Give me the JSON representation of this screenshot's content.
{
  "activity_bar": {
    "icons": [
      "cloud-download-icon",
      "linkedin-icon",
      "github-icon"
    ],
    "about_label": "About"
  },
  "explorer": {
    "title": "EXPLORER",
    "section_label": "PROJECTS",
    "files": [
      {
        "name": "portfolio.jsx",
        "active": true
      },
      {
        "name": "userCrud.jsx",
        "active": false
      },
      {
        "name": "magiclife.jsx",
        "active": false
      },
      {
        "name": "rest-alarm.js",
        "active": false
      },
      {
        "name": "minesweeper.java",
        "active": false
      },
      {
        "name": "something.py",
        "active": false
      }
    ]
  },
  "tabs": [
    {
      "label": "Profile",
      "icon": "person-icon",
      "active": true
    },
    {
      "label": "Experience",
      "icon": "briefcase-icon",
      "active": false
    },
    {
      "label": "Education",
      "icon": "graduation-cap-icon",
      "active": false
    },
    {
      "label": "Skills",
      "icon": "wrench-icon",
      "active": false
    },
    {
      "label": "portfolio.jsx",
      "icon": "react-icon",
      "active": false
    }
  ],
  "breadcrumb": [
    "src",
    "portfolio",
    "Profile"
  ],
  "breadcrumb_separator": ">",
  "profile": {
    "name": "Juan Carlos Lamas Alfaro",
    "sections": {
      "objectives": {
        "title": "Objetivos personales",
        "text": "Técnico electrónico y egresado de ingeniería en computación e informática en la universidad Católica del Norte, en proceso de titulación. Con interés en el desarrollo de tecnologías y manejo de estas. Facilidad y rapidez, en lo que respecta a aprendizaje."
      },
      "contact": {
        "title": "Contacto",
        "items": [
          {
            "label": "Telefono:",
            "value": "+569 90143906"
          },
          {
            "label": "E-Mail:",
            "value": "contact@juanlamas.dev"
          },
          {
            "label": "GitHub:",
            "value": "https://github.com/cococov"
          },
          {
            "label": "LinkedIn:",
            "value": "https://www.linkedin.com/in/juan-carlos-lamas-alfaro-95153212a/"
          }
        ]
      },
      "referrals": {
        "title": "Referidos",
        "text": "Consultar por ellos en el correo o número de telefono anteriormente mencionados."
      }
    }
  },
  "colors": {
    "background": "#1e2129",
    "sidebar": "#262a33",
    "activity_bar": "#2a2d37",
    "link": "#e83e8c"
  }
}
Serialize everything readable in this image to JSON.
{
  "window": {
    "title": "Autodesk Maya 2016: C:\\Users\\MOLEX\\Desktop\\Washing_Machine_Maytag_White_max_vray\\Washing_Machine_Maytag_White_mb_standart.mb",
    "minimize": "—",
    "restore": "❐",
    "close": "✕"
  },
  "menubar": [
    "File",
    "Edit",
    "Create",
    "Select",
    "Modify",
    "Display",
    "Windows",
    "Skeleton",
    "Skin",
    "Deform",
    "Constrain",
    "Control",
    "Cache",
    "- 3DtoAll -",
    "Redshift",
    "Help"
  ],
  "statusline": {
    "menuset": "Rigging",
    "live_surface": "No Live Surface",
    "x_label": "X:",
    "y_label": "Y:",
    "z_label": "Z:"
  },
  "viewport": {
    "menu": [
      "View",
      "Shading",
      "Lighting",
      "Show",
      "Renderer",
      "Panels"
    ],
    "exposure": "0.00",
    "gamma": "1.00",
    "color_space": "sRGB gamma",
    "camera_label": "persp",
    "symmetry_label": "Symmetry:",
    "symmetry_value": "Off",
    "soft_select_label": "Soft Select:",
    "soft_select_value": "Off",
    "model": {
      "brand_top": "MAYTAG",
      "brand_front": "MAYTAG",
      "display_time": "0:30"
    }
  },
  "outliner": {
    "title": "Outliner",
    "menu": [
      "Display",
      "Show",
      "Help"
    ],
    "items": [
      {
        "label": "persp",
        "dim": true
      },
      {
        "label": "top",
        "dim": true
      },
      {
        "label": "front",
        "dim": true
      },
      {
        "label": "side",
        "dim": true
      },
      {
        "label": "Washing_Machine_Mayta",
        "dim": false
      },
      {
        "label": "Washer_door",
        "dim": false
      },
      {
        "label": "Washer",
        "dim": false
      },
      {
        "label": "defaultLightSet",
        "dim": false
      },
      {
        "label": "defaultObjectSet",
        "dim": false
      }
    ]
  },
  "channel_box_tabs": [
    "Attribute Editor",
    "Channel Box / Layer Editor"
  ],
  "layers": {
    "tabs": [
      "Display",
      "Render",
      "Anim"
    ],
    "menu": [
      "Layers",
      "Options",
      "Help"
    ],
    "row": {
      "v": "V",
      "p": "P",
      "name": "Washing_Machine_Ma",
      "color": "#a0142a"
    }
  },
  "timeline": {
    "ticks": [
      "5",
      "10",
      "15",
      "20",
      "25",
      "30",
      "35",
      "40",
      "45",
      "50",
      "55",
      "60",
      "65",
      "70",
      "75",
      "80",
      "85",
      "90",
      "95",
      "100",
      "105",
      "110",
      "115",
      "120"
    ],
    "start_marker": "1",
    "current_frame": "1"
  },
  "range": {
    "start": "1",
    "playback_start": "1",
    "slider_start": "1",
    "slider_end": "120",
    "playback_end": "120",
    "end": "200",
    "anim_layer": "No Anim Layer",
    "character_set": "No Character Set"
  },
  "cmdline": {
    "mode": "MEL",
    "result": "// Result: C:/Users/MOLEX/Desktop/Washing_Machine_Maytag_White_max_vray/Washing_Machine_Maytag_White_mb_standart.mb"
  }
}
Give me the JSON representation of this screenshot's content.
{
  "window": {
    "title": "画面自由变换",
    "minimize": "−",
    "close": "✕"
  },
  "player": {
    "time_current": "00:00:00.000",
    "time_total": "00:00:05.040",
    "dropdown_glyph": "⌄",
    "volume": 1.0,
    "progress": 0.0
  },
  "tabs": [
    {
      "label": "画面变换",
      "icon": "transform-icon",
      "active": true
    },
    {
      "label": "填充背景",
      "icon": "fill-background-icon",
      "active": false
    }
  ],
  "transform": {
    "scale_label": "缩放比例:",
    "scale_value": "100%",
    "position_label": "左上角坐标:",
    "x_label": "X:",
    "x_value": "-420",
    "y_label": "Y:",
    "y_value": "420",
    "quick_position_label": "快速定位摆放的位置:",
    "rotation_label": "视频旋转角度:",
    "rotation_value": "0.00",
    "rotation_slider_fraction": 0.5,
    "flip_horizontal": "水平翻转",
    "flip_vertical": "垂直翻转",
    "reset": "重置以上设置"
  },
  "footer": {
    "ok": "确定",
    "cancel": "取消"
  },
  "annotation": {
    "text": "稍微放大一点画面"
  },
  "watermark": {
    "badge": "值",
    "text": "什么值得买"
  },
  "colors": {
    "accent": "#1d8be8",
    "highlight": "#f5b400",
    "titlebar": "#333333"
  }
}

* * *

Brief
Report how many lines in the listing above include the word "Desktop". Give nothing but the number.

Task answer
2